◆ What is needed:
From the entries below, copy every line that holds the word "Submit".
---- Provided data
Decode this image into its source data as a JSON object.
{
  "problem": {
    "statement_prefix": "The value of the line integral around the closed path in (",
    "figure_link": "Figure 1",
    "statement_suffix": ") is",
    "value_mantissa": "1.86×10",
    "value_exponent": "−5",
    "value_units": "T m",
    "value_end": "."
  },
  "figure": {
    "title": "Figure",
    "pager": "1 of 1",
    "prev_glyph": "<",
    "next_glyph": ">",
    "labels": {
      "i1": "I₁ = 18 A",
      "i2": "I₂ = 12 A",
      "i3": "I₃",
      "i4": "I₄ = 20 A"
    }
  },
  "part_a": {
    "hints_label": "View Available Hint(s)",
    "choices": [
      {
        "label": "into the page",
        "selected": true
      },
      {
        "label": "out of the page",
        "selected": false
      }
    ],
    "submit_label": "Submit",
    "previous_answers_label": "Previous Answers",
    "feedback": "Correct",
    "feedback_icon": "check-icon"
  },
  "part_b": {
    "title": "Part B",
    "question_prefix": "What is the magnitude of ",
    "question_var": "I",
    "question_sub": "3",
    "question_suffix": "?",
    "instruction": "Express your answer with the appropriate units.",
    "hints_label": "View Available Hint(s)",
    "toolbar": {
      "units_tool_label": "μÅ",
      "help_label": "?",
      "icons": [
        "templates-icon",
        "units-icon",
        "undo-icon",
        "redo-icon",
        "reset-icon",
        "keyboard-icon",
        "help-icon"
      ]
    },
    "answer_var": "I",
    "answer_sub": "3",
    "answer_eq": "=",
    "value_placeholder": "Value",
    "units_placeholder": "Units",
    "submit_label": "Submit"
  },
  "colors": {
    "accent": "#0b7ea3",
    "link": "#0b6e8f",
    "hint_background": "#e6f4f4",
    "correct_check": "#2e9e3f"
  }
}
--------
◆ Correct output:
    "submit_label": "Submit",
    "submit_label": "Submit"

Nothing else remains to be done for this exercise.